## [What needs to be done]
Return all lines where the word "screenshot" can be found.

## [Provided entries]
* * * * * * * * *
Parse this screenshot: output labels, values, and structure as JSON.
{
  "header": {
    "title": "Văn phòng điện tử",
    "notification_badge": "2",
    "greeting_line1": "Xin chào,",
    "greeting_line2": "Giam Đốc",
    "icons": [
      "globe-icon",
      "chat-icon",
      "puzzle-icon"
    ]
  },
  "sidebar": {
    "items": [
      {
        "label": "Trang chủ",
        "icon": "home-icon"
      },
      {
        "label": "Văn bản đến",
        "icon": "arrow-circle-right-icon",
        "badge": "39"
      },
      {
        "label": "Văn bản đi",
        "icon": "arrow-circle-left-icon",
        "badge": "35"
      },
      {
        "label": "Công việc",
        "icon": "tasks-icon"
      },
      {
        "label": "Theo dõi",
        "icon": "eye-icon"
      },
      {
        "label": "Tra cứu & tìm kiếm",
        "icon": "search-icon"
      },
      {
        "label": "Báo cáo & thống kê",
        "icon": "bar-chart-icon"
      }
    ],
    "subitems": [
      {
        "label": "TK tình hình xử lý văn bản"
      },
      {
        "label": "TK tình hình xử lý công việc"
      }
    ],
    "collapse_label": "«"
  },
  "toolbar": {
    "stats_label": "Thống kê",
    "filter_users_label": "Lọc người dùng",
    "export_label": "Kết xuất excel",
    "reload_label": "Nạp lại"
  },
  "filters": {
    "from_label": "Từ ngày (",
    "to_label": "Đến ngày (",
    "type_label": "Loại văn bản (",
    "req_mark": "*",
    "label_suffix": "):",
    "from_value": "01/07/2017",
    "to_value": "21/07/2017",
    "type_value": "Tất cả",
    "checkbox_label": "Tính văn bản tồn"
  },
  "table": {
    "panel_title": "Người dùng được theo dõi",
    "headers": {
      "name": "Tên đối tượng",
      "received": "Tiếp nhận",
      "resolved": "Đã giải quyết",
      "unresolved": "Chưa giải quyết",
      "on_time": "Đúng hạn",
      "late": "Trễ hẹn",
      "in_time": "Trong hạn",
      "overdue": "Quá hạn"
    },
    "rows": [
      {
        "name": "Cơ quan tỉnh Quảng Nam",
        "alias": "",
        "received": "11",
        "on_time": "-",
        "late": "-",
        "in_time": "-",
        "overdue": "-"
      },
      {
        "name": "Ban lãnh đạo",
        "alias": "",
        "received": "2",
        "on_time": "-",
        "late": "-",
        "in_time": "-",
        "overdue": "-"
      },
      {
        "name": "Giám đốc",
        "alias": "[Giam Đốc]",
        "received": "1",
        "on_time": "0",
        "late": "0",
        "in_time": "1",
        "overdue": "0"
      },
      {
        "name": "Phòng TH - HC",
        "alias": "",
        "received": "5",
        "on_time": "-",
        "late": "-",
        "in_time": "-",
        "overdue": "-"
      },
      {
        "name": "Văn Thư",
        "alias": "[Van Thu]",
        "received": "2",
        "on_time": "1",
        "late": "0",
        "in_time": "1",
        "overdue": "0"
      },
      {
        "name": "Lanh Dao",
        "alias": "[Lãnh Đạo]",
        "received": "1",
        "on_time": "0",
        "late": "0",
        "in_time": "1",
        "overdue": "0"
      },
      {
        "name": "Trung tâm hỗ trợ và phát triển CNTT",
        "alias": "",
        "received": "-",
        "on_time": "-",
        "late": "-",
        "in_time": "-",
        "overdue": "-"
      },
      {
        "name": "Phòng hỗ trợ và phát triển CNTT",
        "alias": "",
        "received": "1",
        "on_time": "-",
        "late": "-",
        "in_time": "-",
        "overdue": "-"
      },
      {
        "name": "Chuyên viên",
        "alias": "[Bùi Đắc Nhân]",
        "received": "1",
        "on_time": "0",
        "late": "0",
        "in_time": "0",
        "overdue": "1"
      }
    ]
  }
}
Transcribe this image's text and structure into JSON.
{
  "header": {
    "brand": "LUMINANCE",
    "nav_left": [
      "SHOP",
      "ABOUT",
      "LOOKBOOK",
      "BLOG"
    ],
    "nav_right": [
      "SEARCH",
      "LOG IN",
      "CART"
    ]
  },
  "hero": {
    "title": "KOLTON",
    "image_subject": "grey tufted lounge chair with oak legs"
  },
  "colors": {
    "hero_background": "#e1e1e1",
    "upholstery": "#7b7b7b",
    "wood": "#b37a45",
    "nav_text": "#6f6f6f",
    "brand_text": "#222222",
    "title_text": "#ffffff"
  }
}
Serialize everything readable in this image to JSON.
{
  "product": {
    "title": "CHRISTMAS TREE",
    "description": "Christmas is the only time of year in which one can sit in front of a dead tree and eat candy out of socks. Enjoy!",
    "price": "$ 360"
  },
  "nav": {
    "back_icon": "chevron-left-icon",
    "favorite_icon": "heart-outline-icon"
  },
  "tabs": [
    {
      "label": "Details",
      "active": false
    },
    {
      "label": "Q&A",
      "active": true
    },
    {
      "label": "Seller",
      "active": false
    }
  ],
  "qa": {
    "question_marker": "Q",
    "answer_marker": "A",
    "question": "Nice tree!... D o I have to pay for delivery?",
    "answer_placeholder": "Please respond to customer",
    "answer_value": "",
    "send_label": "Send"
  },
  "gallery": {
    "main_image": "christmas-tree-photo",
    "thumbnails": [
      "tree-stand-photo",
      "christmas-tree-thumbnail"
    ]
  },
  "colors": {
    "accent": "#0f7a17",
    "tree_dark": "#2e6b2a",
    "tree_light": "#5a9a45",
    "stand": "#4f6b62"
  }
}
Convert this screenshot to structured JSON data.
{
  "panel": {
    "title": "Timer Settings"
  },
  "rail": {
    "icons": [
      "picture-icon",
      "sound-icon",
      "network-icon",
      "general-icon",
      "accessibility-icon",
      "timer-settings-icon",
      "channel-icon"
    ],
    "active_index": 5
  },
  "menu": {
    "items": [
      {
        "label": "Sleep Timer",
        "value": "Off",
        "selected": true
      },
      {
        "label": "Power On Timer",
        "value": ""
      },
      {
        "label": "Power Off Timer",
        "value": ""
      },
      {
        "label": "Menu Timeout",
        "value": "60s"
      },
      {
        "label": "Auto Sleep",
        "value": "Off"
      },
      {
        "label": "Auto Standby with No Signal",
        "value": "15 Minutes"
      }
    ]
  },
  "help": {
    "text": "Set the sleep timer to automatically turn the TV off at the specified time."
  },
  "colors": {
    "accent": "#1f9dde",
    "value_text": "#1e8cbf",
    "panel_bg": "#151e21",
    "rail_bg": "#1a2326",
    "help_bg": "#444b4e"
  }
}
* * * * * * * * *
## [Answer to this task]
Parse this screenshot: output labels, values, and structure as JSON.
Convert this screenshot to structured JSON data.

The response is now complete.